◆ Stored records:
>> Begin

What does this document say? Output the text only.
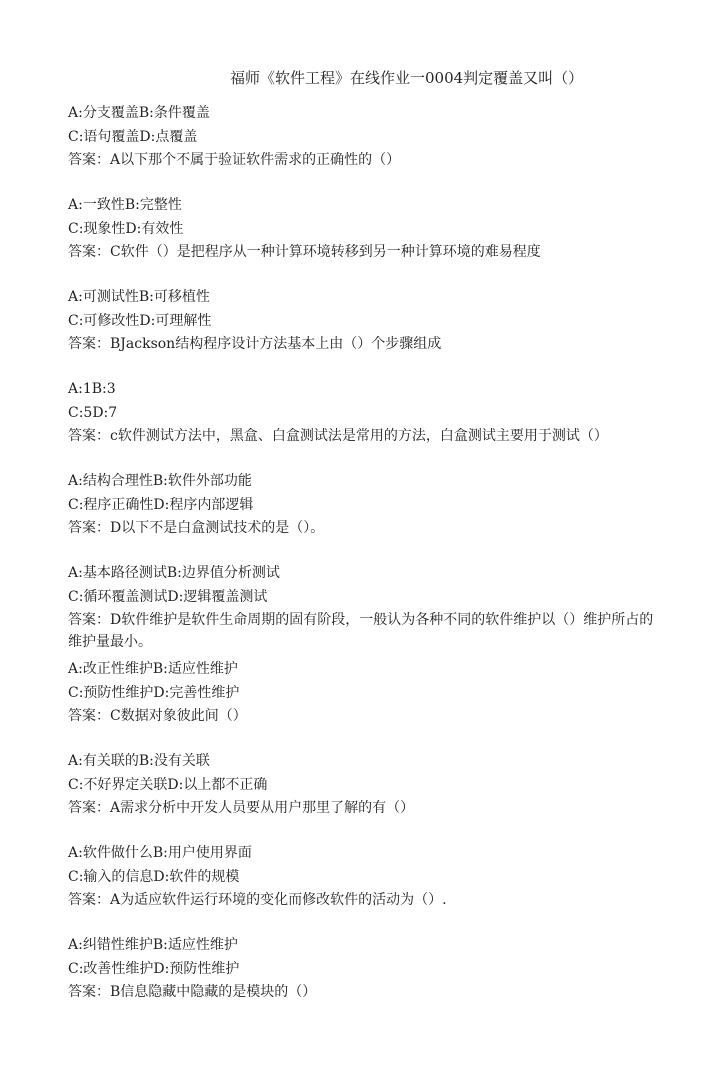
福师《软件工程》在线作业一0004判定覆盖又叫（）
A:分支覆盖B:条件覆盖
C:语句覆盖D:点覆盖
答案：A以下那个不属于验证软件需求的正确性的（）
A:一致性B:完整性
C:现象性D:有效性
答案：C软件（）是把程序从一种计算环境转移到另一种计算环境的难易程度
A:可测试性B:可移植性
C:可修改性D:可理解性
答案：BJackson结构程序设计方法基本上由（）个步骤组成
A:1B:3
C:5D:7
答案：c软件测试方法中，黑盒、白盒测试法是常用的方法，白盒测试主要用于测试（）
A:结构合理性B:软件外部功能
C:程序正确性D:程序内部逻辑
答案：D以下不是白盒测试技术的是（）。
A:基本路径测试B:边界值分析测试
C:循环覆盖测试D:逻辑覆盖测试
答案：D软件维护是软件生命周期的固有阶段，一般认为各种不同的软件维护以（）维护所占的维护量最小。
A:改正性维护B:适应性维护
C:预防性维护D:完善性维护
答案：C数据对象彼此间（）
A:有关联的B:没有关联
C:不好界定关联D:以上都不正确
答案：A需求分析中开发人员要从用户那里了解的有（）
A:软件做什么B:用户使用界面
C:输入的信息D:软件的规模
答案：A为适应软件运行环境的变化而修改软件的活动为（）.
A:纠错性维护B:适应性维护
C:改善性维护D:预防性维护
答案：B信息隐藏中隐藏的是模块的（）
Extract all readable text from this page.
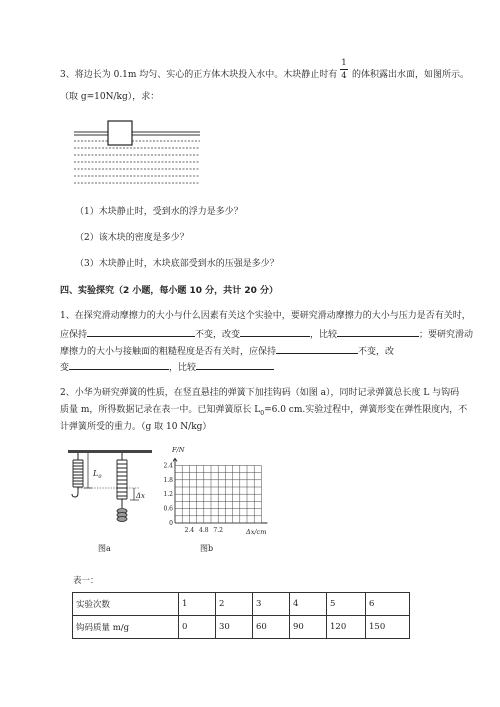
3、将边长为 0.1m 均匀、实心的正方体木块投入水中。木块静止时有
1
4 的体积露出水面，如图所示。
（取 g=10N/kg），求：
（1）木块静止时，受到水的浮力是多少？
（2）该木块的密度是多少？
（3）木块静止时，木块底部受到水的压强是多少？
四、实验探究（2 小题，每小题 10 分，共计 20 分）
1、在探究滑动摩擦力的大小与什么因素有关这个实验中，要研究滑动摩擦力的大小与压力是否有关时，
应保持	不变，改变	，比较	；要研究滑动
摩擦力的大小与接触面的粗糙程度是否有关时，应保持	不变，改
变	，比较
2、小华为研究弹簧的性质，在竖直悬挂的弹簧下加挂钩码（如图 a），同时记录弹簧总长度 L 与钩码
质量 m，所得数据记录在表一中。已知弹簧原长 $L_0=6.0$ cm.实验过程中，弹簧形变在弹性限度内，不
计弹簧所受的重力。（g 取 10 N/kg）
$L_0$
Δx
图a
F/N
Δx/cm
2.4
1.8
1.2
0.6
0
2.4 4.8 7.2
图b
表一：
实验次数	1	2	3	4	5	6
钩码质量 m/g	0	30	60	90	120	150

>> End

Take the lines from the one containing "Extract all readable text from this page." through the final line of the listing above and print them exactly, including both ends but no pictures.

◆ Finished task:
Extract all readable text from this page.
3、将边长为 0.1m 均匀、实心的正方体木块投入水中。木块静止时有
1
4 的体积露出水面，如图所示。
（取 g=10N/kg），求：
（1）木块静止时，受到水的浮力是多少？
（2）该木块的密度是多少？
（3）木块静止时，木块底部受到水的压强是多少？
四、实验探究（2 小题，每小题 10 分，共计 20 分）
1、在探究滑动摩擦力的大小与什么因素有关这个实验中，要研究滑动摩擦力的大小与压力是否有关时，
应保持	不变，改变	，比较	；要研究滑动
摩擦力的大小与接触面的粗糙程度是否有关时，应保持	不变，改
变	，比较
2、小华为研究弹簧的性质，在竖直悬挂的弹簧下加挂钩码（如图 a），同时记录弹簧总长度 L 与钩码
质量 m，所得数据记录在表一中。已知弹簧原长 $L_0=6.0$ cm.实验过程中，弹簧形变在弹性限度内，不
计弹簧所受的重力。（g 取 10 N/kg）
$L_0$
Δx
图a
F/N
Δx/cm
2.4
1.8
1.2
0.6
0
2.4 4.8 7.2
图b
表一：
实验次数	1	2	3	4	5	6
钩码质量 m/g	0	30	60	90	120	150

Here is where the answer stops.